#### Given data
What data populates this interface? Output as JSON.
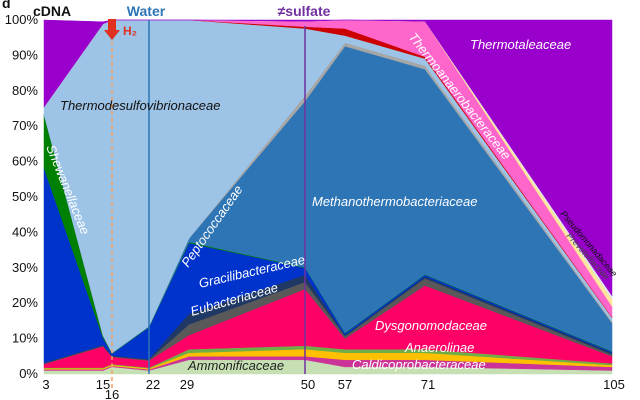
{
  "chart_data": {
    "type": "area",
    "panel_letter": "d",
    "x": [
      3,
      15,
      16,
      22,
      29,
      50,
      57,
      71,
      105
    ],
    "xtick_labels": [
      "3",
      "15",
      "16",
      "22",
      "29",
      "50",
      "57",
      "71",
      "105"
    ],
    "ylim": [
      0,
      100
    ],
    "ytick_labels": [
      "0%",
      "10%",
      "20%",
      "30%",
      "40%",
      "50%",
      "60%",
      "70%",
      "80%",
      "90%",
      "100%"
    ],
    "grid": false,
    "series": [
      {
        "name": "Ammonificaceae",
        "color": "#c6e0b4",
        "values": [
          1,
          1,
          2,
          1,
          4,
          4,
          2,
          2,
          1
        ],
        "label_color": "#222222"
      },
      {
        "name": "Caldicoprobacteraceae",
        "color": "#cc3399",
        "values": [
          0.3,
          0.3,
          0.3,
          0.3,
          1,
          1,
          2,
          2,
          1
        ],
        "label_color": "#ffffff"
      },
      {
        "name": "Anaerolinae",
        "color": "#ffc000",
        "values": [
          0.3,
          0.3,
          0.3,
          0.3,
          1,
          2,
          2,
          2,
          0.5
        ],
        "label_color": "#ffffff"
      },
      {
        "name": "",
        "color": "#70ad47",
        "values": [
          0.2,
          0.2,
          0.2,
          0.2,
          1,
          1,
          1,
          1,
          0.5
        ]
      },
      {
        "name": "Dysgonomodaceae",
        "color": "#ff0066",
        "values": [
          1,
          6,
          2,
          2,
          4,
          16,
          3,
          18,
          2
        ],
        "label_color": "#ffffff"
      },
      {
        "name": "Eubacteriaceae",
        "color": "#595959",
        "values": [
          0.2,
          0.2,
          0.2,
          0.2,
          3,
          2,
          0.7,
          2,
          0.5
        ],
        "label_color": "#ffffff"
      },
      {
        "name": "Gracilibacteraceae",
        "color": "#1f3864",
        "values": [
          0.2,
          0.2,
          0.2,
          0.2,
          3,
          2,
          0.3,
          0.5,
          0.5
        ],
        "label_color": "#ffffff"
      },
      {
        "name": "Peptococcaceae",
        "color": "#0033cc",
        "values": [
          55,
          2,
          0.5,
          9,
          20,
          2,
          0.5,
          0.5,
          0.3
        ],
        "label_color": "#ffffff"
      },
      {
        "name": "Shewanellaceae",
        "color": "#008000",
        "values": [
          15,
          0.5,
          0.1,
          0.1,
          0.3,
          0.1,
          0.1,
          0.1,
          0.1
        ],
        "label_color": "#ffffff"
      },
      {
        "name": "Methanothermobacteriaceae",
        "color": "#2e75b6",
        "values": [
          0.2,
          0.2,
          0.2,
          0.2,
          1,
          47,
          81,
          58,
          8
        ],
        "label_color": "#ffffff"
      },
      {
        "name": "",
        "color": "#a6a6a6",
        "values": [
          0,
          0,
          0,
          0,
          0,
          1.5,
          1,
          1,
          0.5
        ]
      },
      {
        "name": "Thermodesulfovibrionaceae",
        "color": "#9dc3e6",
        "values": [
          2,
          88,
          95,
          87,
          63,
          19,
          2,
          2,
          1
        ],
        "label_color": "#111111"
      },
      {
        "name": "",
        "color": "#cc0000",
        "values": [
          0,
          0,
          0,
          0,
          0,
          0.5,
          2,
          0.5,
          0.2
        ]
      },
      {
        "name": "Thermoanaerobacteraceae",
        "color": "#ff66cc",
        "values": [
          0,
          0,
          0,
          0,
          0,
          1.5,
          4,
          10,
          3
        ],
        "label_color": "#ffffff"
      },
      {
        "name": "Pseudomonadaceae",
        "color": "#ffe699",
        "values": [
          0,
          0,
          0,
          0,
          0,
          0,
          0,
          0,
          2
        ],
        "label_color": "#111111"
      },
      {
        "name": "Prevotellaceae",
        "color": "#dde6f0",
        "values": [
          0,
          0,
          0,
          0,
          0,
          0,
          0,
          0,
          1
        ],
        "label_color": "#444444"
      },
      {
        "name": "Thermotaleaceae",
        "color": "#9900cc",
        "values": [
          24.6,
          0.6,
          0.2,
          0.5,
          1.7,
          0.4,
          0.4,
          1.9,
          78.4
        ],
        "label_color": "#ffffff"
      }
    ],
    "annotations": {
      "cdna": {
        "text": "cDNA",
        "color": "#111111"
      },
      "water": {
        "text": "Water",
        "x": 22,
        "color": "#2e75b6"
      },
      "sulfate": {
        "text": "≠sulfate",
        "x": 50,
        "color": "#7030a0"
      },
      "h2": {
        "text": "H₂",
        "x": 16,
        "color": "#e03020"
      }
    }
  }
}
########
What you will do =
Above are the records; return them exactly, minus the pictures.

Response to the task =
What data populates this interface? Output as JSON.
{
  "chart_data": {
    "type": "area",
    "panel_letter": "d",
    "x": [
      3,
      15,
      16,
      22,
      29,
      50,
      57,
      71,
      105
    ],
    "xtick_labels": [
      "3",
      "15",
      "16",
      "22",
      "29",
      "50",
      "57",
      "71",
      "105"
    ],
    "ylim": [
      0,
      100
    ],
    "ytick_labels": [
      "0%",
      "10%",
      "20%",
      "30%",
      "40%",
      "50%",
      "60%",
      "70%",
      "80%",
      "90%",
      "100%"
    ],
    "grid": false,
    "series": [
      {
        "name": "Ammonificaceae",
        "color": "#c6e0b4",
        "values": [
          1,
          1,
          2,
          1,
          4,
          4,
          2,
          2,
          1
        ],
        "label_color": "#222222"
      },
      {
        "name": "Caldicoprobacteraceae",
        "color": "#cc3399",
        "values": [
          0.3,
          0.3,
          0.3,
          0.3,
          1,
          1,
          2,
          2,
          1
        ],
        "label_color": "#ffffff"
      },
      {
        "name": "Anaerolinae",
        "color": "#ffc000",
        "values": [
          0.3,
          0.3,
          0.3,
          0.3,
          1,
          2,
          2,
          2,
          0.5
        ],
        "label_color": "#ffffff"
      },
      {
        "name": "",
        "color": "#70ad47",
        "values": [
          0.2,
          0.2,
          0.2,
          0.2,
          1,
          1,
          1,
          1,
          0.5
        ]
      },
      {
        "name": "Dysgonomodaceae",
        "color": "#ff0066",
        "values": [
          1,
          6,
          2,
          2,
          4,
          16,
          3,
          18,
          2
        ],
        "label_color": "#ffffff"
      },
      {
        "name": "Eubacteriaceae",
        "color": "#595959",
        "values": [
          0.2,
          0.2,
          0.2,
          0.2,
          3,
          2,
          0.7,
          2,
          0.5
        ],
        "label_color": "#ffffff"
      },
      {
        "name": "Gracilibacteraceae",
        "color": "#1f3864",
        "values": [
          0.2,
          0.2,
          0.2,
          0.2,
          3,
          2,
          0.3,
          0.5,
          0.5
        ],
        "label_color": "#ffffff"
      },
      {
        "name": "Peptococcaceae",
        "color": "#0033cc",
        "values": [
          55,
          2,
          0.5,
          9,
          20,
          2,
          0.5,
          0.5,
          0.3
        ],
        "label_color": "#ffffff"
      },
      {
        "name": "Shewanellaceae",
        "color": "#008000",
        "values": [
          15,
          0.5,
          0.1,
          0.1,
          0.3,
          0.1,
          0.1,
          0.1,
          0.1
        ],
        "label_color": "#ffffff"
      },
      {
        "name": "Methanothermobacteriaceae",
        "color": "#2e75b6",
        "values": [
          0.2,
          0.2,
          0.2,
          0.2,
          1,
          47,
          81,
          58,
          8
        ],
        "label_color": "#ffffff"
      },
      {
        "name": "",
        "color": "#a6a6a6",
        "values": [
          0,
          0,
          0,
          0,
          0,
          1.5,
          1,
          1,
          0.5
        ]
      },
      {
        "name": "Thermodesulfovibrionaceae",
        "color": "#9dc3e6",
        "values": [
          2,
          88,
          95,
          87,
          63,
          19,
          2,
          2,
          1
        ],
        "label_color": "#111111"
      },
      {
        "name": "",
        "color": "#cc0000",
        "values": [
          0,
          0,
          0,
          0,
          0,
          0.5,
          2,
          0.5,
          0.2
        ]
      },
      {
        "name": "Thermoanaerobacteraceae",
        "color": "#ff66cc",
        "values": [
          0,
          0,
          0,
          0,
          0,
          1.5,
          4,
          10,
          3
        ],
        "label_color": "#ffffff"
      },
      {
        "name": "Pseudomonadaceae",
        "color": "#ffe699",
        "values": [
          0,
          0,
          0,
          0,
          0,
          0,
          0,
          0,
          2
        ],
        "label_color": "#111111"
      },
      {
        "name": "Prevotellaceae",
        "color": "#dde6f0",
        "values": [
          0,
          0,
          0,
          0,
          0,
          0,
          0,
          0,
          1
        ],
        "label_color": "#444444"
      },
      {
        "name": "Thermotaleaceae",
        "color": "#9900cc",
        "values": [
          24.6,
          0.6,
          0.2,
          0.5,
          1.7,
          0.4,
          0.4,
          1.9,
          78.4
        ],
        "label_color": "#ffffff"
      }
    ],
    "annotations": {
      "cdna": {
        "text": "cDNA",
        "color": "#111111"
      },
      "water": {
        "text": "Water",
        "x": 22,
        "color": "#2e75b6"
      },
      "sulfate": {
        "text": "≠sulfate",
        "x": 50,
        "color": "#7030a0"
      },
      "h2": {
        "text": "H₂",
        "x": 16,
        "color": "#e03020"
      }
    }
  }
}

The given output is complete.